*Required work*: Pull out each line of the records holding the string "edycji".

*Supplied material*:

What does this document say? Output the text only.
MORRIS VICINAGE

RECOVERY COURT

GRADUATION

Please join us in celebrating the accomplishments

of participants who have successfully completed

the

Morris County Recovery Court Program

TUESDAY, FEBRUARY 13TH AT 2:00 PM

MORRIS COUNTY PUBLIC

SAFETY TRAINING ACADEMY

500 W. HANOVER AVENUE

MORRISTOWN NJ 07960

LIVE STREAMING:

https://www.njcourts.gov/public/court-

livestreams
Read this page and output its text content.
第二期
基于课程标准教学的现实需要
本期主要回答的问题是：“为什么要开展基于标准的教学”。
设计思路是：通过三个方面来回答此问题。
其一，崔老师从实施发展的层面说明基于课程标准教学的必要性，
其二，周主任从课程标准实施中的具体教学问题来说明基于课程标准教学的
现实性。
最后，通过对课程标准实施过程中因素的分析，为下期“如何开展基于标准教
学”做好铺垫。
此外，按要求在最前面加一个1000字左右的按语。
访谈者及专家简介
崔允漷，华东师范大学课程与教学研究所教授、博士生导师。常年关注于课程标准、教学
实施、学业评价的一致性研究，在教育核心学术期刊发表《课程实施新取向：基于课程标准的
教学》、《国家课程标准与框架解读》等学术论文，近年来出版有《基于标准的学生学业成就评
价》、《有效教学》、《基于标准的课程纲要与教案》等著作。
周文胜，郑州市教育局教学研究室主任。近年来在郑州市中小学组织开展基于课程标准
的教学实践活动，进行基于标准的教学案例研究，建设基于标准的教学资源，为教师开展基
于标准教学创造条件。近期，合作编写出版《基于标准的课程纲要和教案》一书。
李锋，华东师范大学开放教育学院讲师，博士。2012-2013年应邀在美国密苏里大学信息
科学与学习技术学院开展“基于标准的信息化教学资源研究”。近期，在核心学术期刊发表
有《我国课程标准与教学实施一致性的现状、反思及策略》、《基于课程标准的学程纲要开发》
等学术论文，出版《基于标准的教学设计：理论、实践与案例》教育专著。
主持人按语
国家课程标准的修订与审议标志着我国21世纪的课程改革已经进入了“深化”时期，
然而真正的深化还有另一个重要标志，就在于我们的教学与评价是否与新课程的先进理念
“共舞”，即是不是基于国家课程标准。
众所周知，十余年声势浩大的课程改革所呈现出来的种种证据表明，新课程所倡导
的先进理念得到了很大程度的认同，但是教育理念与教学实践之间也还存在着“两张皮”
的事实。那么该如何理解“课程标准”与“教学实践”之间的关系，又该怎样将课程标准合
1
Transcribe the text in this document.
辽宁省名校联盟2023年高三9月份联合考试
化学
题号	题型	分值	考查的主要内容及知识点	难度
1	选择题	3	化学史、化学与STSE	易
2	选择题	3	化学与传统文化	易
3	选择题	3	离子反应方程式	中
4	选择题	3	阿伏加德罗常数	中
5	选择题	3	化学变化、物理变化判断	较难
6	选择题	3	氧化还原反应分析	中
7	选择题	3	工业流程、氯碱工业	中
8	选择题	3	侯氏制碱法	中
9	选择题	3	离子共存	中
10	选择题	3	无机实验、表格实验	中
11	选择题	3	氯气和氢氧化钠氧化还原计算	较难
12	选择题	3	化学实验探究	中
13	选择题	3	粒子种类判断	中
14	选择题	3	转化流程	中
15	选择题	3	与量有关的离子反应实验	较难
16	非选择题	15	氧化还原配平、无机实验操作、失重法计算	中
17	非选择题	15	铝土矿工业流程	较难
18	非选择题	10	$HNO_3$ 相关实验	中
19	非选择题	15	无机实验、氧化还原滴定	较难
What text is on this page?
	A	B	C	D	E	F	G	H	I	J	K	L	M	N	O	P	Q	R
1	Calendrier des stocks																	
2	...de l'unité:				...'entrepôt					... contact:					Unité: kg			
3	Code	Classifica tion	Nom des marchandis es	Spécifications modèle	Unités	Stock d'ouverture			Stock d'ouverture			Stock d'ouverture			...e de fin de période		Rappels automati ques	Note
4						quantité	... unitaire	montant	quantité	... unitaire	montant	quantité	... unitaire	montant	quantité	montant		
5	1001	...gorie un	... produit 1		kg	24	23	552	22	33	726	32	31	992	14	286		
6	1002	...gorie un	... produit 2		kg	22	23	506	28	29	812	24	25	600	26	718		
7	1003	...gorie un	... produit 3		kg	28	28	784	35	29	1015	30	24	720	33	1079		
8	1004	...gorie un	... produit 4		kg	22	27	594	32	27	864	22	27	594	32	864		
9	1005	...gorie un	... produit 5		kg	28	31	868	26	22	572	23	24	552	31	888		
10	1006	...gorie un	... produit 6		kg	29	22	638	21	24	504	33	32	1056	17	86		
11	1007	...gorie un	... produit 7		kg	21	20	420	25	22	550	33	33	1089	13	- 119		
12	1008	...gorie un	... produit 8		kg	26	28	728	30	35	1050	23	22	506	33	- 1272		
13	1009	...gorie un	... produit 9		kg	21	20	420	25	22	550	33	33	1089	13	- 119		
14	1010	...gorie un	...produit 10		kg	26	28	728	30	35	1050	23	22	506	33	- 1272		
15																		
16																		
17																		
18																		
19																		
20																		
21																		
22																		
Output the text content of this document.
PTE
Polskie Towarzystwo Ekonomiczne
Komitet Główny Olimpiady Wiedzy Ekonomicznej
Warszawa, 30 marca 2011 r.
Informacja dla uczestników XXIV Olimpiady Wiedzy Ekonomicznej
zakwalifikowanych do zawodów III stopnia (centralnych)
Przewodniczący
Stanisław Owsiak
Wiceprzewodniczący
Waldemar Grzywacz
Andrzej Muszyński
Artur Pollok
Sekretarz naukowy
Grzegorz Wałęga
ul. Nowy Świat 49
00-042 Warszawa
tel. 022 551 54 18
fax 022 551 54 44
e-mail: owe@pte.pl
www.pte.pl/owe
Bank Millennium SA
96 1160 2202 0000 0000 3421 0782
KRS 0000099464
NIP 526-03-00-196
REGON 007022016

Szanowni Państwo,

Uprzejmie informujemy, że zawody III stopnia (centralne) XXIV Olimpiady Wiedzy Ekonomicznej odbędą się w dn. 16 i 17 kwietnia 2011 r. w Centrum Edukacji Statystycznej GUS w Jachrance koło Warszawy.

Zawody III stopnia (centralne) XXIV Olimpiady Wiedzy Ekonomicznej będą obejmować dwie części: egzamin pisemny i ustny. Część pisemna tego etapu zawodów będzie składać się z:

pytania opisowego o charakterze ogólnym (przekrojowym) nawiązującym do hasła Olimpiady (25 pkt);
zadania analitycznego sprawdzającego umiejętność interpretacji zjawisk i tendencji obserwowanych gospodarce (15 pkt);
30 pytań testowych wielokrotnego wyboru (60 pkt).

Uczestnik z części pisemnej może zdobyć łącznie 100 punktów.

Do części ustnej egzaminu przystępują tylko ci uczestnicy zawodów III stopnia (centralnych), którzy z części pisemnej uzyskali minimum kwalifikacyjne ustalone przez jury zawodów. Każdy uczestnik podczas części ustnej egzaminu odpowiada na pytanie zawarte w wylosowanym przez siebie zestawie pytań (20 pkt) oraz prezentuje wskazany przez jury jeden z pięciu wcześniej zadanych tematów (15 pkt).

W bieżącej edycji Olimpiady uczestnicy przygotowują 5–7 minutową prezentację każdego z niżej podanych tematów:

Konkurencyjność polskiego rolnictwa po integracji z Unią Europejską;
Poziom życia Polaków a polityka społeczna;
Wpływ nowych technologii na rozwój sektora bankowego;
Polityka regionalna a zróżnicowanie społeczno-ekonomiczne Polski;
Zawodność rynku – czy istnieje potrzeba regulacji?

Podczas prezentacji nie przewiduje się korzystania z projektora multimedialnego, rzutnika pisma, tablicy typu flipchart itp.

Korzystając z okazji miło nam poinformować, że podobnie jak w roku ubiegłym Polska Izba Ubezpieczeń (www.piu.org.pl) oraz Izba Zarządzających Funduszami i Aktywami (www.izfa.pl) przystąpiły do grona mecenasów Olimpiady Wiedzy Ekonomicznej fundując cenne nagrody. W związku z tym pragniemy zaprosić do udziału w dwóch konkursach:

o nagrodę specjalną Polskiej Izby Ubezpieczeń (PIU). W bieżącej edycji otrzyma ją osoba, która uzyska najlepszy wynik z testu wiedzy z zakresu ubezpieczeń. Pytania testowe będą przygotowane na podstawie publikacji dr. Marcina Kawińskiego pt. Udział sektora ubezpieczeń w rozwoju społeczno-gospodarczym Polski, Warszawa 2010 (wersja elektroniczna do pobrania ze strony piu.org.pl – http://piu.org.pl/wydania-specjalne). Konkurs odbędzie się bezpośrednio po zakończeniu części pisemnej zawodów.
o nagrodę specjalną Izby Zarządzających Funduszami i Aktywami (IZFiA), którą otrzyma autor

*Task answer*:
W bieżącej edycji Olimpiady uczestnicy przygotowują 5–7 minutową prezentację każdego z niżej podanych tematów:
o nagrodę specjalną Polskiej Izby Ubezpieczeń (PIU). W bieżącej edycji otrzyma ją osoba, która uzyska najlepszy wynik z testu wiedzy z zakresu ubezpieczeń. Pytania testowe będą przygotowane na podstawie publikacji dr. Marcina Kawińskiego pt. Udział sektora ubezpieczeń w rozwoju społeczno-gospodarczym Polski, Warszawa 2010 (wersja elektroniczna do pobrania ze strony piu.org.pl – http://piu.org.pl/wydania-specjalne). Konkurs odbędzie się bezpośrednio po zakończeniu części pisemnej zawodów.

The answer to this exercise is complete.